# WHAT THE EXERCISE ASKS:
Would you extract the whole listing below and retype it exactly?

# DATA EXCERPTS:

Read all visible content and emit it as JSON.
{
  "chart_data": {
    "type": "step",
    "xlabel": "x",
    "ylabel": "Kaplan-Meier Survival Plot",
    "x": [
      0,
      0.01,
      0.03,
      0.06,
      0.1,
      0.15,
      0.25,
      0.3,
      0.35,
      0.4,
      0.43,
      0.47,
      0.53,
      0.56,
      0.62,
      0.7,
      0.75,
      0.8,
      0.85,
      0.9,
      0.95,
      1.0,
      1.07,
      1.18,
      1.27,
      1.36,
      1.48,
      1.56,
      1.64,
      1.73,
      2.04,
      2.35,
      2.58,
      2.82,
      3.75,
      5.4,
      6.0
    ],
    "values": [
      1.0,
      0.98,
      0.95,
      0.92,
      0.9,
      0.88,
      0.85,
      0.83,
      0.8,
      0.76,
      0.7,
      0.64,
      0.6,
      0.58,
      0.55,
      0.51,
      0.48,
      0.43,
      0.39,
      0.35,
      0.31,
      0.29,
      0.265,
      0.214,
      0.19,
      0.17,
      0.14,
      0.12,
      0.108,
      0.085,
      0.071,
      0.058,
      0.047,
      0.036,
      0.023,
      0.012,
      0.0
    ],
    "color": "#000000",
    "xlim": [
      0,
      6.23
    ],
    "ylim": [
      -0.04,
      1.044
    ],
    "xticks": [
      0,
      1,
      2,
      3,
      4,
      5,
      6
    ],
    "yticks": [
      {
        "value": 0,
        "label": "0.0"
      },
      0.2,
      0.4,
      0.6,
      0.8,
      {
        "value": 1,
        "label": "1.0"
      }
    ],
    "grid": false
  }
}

# EXERCISE OUTPUT:
Read all visible content and emit it as JSON.
{
  "chart_data": {
    "type": "step",
    "xlabel": "x",
    "ylabel": "Kaplan-Meier Survival Plot",
    "x": [
      0,
      0.01,
      0.03,
      0.06,
      0.1,
      0.15,
      0.25,
      0.3,
      0.35,
      0.4,
      0.43,
      0.47,
      0.53,
      0.56,
      0.62,
      0.7,
      0.75,
      0.8,
      0.85,
      0.9,
      0.95,
      1.0,
      1.07,
      1.18,
      1.27,
      1.36,
      1.48,
      1.56,
      1.64,
      1.73,
      2.04,
      2.35,
      2.58,
      2.82,
      3.75,
      5.4,
      6.0
    ],
    "values": [
      1.0,
      0.98,
      0.95,
      0.92,
      0.9,
      0.88,
      0.85,
      0.83,
      0.8,
      0.76,
      0.7,
      0.64,
      0.6,
      0.58,
      0.55,
      0.51,
      0.48,
      0.43,
      0.39,
      0.35,
      0.31,
      0.29,
      0.265,
      0.214,
      0.19,
      0.17,
      0.14,
      0.12,
      0.108,
      0.085,
      0.071,
      0.058,
      0.047,
      0.036,
      0.023,
      0.012,
      0.0
    ],
    "color": "#000000",
    "xlim": [
      0,
      6.23
    ],
    "ylim": [
      -0.04,
      1.044
    ],
    "xticks": [
      0,
      1,
      2,
      3,
      4,
      5,
      6
    ],
    "yticks": [
      {
        "value": 0,
        "label": "0.0"
      },
      0.2,
      0.4,
      0.6,
      0.8,
      {
        "value": 1,
        "label": "1.0"
      }
    ],
    "grid": false
  }
}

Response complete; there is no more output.